Your objective:
Copy out every line of the records below word for word, but leave out the pictures.

************

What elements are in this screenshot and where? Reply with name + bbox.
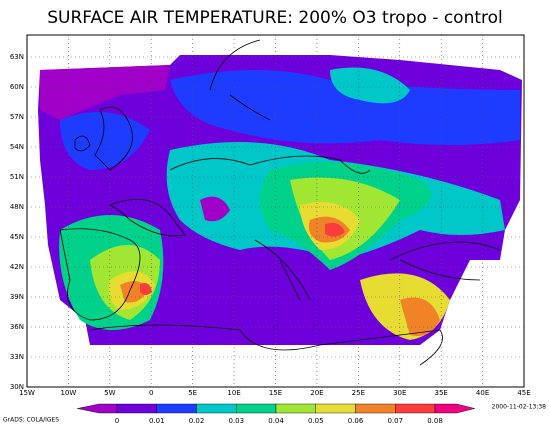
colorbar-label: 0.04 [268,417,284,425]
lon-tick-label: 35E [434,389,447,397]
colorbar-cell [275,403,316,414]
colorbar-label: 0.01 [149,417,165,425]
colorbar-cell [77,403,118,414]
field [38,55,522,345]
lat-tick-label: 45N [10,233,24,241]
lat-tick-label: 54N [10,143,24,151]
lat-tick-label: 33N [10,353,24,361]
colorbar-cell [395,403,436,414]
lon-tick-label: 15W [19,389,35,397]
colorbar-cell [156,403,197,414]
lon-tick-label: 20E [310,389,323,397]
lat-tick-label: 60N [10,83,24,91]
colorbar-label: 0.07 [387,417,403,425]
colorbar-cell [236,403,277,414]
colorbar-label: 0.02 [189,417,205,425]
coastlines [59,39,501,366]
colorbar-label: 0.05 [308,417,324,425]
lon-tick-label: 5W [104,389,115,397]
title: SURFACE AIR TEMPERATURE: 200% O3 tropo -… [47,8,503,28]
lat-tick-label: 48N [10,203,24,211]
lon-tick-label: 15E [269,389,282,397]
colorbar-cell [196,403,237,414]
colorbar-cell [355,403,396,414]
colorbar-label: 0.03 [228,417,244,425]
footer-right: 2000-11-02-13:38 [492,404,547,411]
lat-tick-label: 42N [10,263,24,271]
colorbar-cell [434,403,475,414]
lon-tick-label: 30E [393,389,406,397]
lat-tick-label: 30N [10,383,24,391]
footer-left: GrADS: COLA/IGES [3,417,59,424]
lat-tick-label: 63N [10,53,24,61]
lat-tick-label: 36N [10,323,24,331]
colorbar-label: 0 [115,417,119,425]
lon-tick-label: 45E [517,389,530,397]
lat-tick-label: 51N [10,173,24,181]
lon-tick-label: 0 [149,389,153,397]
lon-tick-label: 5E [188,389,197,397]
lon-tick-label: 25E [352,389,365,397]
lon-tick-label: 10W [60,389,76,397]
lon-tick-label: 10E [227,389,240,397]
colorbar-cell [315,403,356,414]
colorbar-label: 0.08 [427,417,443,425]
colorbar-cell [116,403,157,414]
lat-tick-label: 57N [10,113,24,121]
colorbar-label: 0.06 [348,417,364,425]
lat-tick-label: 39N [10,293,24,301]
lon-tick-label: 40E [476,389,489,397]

************

Completed task:
What elements are in this screenshot and where? Reply with name + bbox.
colorbar-label: 0.04 [268,417,284,425]
lon-tick-label: 35E [434,389,447,397]
colorbar-cell [275,403,316,414]
colorbar-label: 0.01 [149,417,165,425]
colorbar-cell [77,403,118,414]
field [38,55,522,345]
lat-tick-label: 45N [10,233,24,241]
lat-tick-label: 54N [10,143,24,151]
lat-tick-label: 33N [10,353,24,361]
colorbar-cell [395,403,436,414]
lon-tick-label: 15W [19,389,35,397]
colorbar-cell [156,403,197,414]
lon-tick-label: 20E [310,389,323,397]
lat-tick-label: 60N [10,83,24,91]
colorbar-label: 0.07 [387,417,403,425]
colorbar-cell [236,403,277,414]
colorbar-label: 0.02 [189,417,205,425]
coastlines [59,39,501,366]
colorbar-label: 0.05 [308,417,324,425]
lon-tick-label: 5W [104,389,115,397]
title: SURFACE AIR TEMPERATURE: 200% O3 tropo -… [47,8,503,28]
lat-tick-label: 48N [10,203,24,211]
lon-tick-label: 15E [269,389,282,397]
colorbar-cell [196,403,237,414]
colorbar-cell [355,403,396,414]
colorbar-label: 0.03 [228,417,244,425]
footer-right: 2000-11-02-13:38 [492,404,547,411]
lat-tick-label: 42N [10,263,24,271]
colorbar-cell [434,403,475,414]
lon-tick-label: 30E [393,389,406,397]
lat-tick-label: 30N [10,383,24,391]
footer-left: GrADS: COLA/IGES [3,417,59,424]
lat-tick-label: 63N [10,53,24,61]
lat-tick-label: 36N [10,323,24,331]
colorbar-label: 0 [115,417,119,425]
lon-tick-label: 45E [517,389,530,397]
lat-tick-label: 51N [10,173,24,181]
lon-tick-label: 0 [149,389,153,397]
lon-tick-label: 5E [188,389,197,397]
lon-tick-label: 25E [352,389,365,397]
lon-tick-label: 10W [60,389,76,397]
lon-tick-label: 10E [227,389,240,397]
colorbar-cell [315,403,356,414]
colorbar-label: 0.08 [427,417,443,425]
colorbar-cell [116,403,157,414]
lat-tick-label: 57N [10,113,24,121]
colorbar-label: 0.06 [348,417,364,425]
lat-tick-label: 39N [10,293,24,301]
lon-tick-label: 40E [476,389,489,397]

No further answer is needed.